## Tarea planteada a
Devuelve como lista JSON de cadenas, una por línea y omitiendo las líneas en blanco, los registros desde su inicio hasta la línea que contiene "timer-display: 00:00:00 xyxy=(635,472,717,494)", ambos extremos incluidos.

## Fragmento de origen

J. M. Ferreira Cunquero
Me niego a dejarme invadir por la tristeza cuando acabo de saber que Marcelino Camacho se ha ido al otro lado del cosmos, para inquirir -imagino- quizás en el hábitat del sosiego la enésima meditación que esboce otras luchas contra la prepotencia insistente y despiadada del capitalismo.
Hoy quiero sentirme feliz, muy feliz recordando en las Comisiones Obreras de mi tiempo andanzas y aventuras, bajo la impregnación de un hombre total e irrepetible. Marcelino es uno de los más claros ejemplos representativos de una izquierda sólida en los ideales que la siguen sosteniendo. Nada que ver con este otro bobalicón izquierdismo que se mueve entre moquetas y bambalinas, mientras farda de haber luchado en la imaginación contra la dictadura fantasma del pirulí. Arribistas de tres al cuarto, que ahora incluso estiran el pescuezo por el traje del momio, mientras adaptan el careto de rojillos descolorados para posar en la foto mezquina que sirve para cuatro segundos de goce.
Marcelino vivió para los demás, entregado a la noble causa que dignifica al hombre cuando es consciente de que sin libertad la vida no pasa de ser una esclavitud que fustiga los cimientos básicos de la condición humana.
La grandeza del maestro sindicalista, como la de otros españoles de aquella época del silencio, donde sólo podían vivir sacando pecho los listos, es la de haber perdonado con el corazón, bajo la tutela de un convencimiento pleno que sólo podía ansiar en las gentes de bien la convivencia entre todos nosotros.
Esta sabiduría de lo cercano no la pregona un docto personaje de la movida del intelectualismo gremial, sino un obrero carismático, poblado de sencillez y altruismo. Un hombre que deja para siempre en la cárcel el odio. No hay cuentas pendientes. Sólo sirve la evolución hacia la conquista de las libertades desde el sindicalismo práctico que viene abriéndose camino desde la clandestinidad por los desiertos de una dictadura que ha escamoteado todo tipo de derechos a la clase trabajadora.

## Tarea planteada b
Redacta la continuación del texto sobre Marcelino Camacho a partir de su última oración.

## Registros almacenados
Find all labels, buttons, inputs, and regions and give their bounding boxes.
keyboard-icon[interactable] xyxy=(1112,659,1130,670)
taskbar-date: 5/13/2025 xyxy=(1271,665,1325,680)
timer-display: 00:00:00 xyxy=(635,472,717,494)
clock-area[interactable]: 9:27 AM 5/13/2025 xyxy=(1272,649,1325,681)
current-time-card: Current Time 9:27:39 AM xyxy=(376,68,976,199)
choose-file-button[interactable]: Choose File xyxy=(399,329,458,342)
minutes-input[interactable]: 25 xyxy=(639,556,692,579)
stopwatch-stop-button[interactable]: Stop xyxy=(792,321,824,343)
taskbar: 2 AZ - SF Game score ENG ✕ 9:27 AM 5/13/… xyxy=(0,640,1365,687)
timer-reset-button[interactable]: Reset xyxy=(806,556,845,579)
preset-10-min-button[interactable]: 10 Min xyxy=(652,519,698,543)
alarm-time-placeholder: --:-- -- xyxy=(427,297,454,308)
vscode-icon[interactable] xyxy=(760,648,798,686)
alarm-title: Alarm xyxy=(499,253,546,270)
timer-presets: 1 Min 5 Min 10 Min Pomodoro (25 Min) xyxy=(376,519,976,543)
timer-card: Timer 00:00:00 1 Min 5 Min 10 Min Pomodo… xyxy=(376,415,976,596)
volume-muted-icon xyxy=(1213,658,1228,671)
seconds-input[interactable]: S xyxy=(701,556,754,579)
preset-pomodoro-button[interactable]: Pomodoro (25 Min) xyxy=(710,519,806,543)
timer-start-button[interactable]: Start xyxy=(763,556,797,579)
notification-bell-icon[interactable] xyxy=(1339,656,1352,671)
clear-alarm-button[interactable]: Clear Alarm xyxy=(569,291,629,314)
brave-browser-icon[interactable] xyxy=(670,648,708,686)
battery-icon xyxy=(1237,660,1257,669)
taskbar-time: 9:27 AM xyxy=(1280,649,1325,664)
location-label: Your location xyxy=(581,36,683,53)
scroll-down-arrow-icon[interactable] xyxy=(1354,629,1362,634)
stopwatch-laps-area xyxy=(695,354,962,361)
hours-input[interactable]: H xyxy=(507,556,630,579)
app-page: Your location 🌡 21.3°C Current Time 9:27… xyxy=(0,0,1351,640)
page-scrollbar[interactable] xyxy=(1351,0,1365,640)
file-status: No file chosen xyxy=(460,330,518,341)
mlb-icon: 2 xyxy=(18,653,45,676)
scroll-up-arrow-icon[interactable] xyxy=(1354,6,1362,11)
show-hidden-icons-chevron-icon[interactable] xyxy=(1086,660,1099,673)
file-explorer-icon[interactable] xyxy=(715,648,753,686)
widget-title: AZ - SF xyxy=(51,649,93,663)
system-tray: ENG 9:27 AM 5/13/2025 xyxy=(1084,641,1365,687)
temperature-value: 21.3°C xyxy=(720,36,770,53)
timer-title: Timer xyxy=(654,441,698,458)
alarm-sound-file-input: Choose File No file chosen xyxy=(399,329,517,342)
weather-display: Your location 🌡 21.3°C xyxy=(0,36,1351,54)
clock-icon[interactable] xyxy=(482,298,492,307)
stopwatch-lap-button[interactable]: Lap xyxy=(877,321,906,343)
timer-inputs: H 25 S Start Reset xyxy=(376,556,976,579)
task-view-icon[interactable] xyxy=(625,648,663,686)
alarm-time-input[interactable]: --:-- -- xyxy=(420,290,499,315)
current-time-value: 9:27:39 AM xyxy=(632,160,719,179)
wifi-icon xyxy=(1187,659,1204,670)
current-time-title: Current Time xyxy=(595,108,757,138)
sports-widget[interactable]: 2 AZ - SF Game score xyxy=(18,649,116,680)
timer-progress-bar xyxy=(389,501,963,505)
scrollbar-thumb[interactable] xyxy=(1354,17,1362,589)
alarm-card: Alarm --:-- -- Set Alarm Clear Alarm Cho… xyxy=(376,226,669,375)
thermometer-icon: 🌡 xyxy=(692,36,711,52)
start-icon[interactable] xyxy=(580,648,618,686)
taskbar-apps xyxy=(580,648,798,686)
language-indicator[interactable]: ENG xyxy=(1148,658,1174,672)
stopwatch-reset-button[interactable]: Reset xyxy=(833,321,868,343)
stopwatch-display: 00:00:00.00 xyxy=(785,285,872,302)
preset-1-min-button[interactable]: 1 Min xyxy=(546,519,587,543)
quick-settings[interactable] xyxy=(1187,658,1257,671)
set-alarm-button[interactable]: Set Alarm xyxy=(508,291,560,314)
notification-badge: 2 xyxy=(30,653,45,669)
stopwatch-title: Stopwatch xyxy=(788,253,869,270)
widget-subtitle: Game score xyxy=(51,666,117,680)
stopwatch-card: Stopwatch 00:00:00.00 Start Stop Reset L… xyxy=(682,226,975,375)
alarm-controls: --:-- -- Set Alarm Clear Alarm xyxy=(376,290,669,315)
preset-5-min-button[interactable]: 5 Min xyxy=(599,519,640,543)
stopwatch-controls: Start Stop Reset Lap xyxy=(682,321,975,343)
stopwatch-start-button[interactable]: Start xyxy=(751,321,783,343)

## Respuesta a
[
  "Find all labels, buttons, inputs, and regions and give their bounding boxes.",
  "keyboard-icon[interactable] xyxy=(1112,659,1130,670)",
  "taskbar-date: 5/13/2025 xyxy=(1271,665,1325,680)",
  "timer-display: 00:00:00 xyxy=(635,472,717,494)"
]

## Respuesta b
En los pactos de la Moncloa, (tan recordados estos días) Marcelino demuestra su empeño en asentar la democracia, mientras es blanco de críticas que brotan de las entrañas de las Comisiones Obreras y de otros sectores del mundo sindical y político de la izquierda. No todos pueden comprender el valor que Marcelino le da a la concordia sin caer en la tentación pueril de los ignorantes, que hablan de rupturas y ridículas valentías que pueden reabrir baños de sangre o escenas decimonónicas donde podemos liarnos otra vez a garrotazos.
Es verdad que como Marcelino Camacho hubo otros personajes que sufrieron la trena y su correspondiente guarnición de torturas y vejaciones, propias de aquel franquismo estrafalario que da la nota internacional en manos de sus paupérrimos y estrambóticos personajes. Marcelino atesora la virtud de un carisma sobrecogedor, que sólo puede brotar con sensibilidad exacta en gente buena. El líder obrero nos ejemplariza hasta el final de su vida con una trayectoria intachable, propia de quienes nacieron para dar su vida por sus semejantes con ese gesto que enaltece al ser humano cuando es capaz de vencer el susurro egoísta que nos empuja sin ética alguna hacia el sórdido mercadeo del nauseabundo materialismo.
Todo un honor haber aprendido compartiendo aquel talante que sigue vivo en la frescura de su incombustible arenga, reiterando que es posible la utopía de aspirar a un mundo más justo donde podamos saborear por fin el fruto de la igualdad.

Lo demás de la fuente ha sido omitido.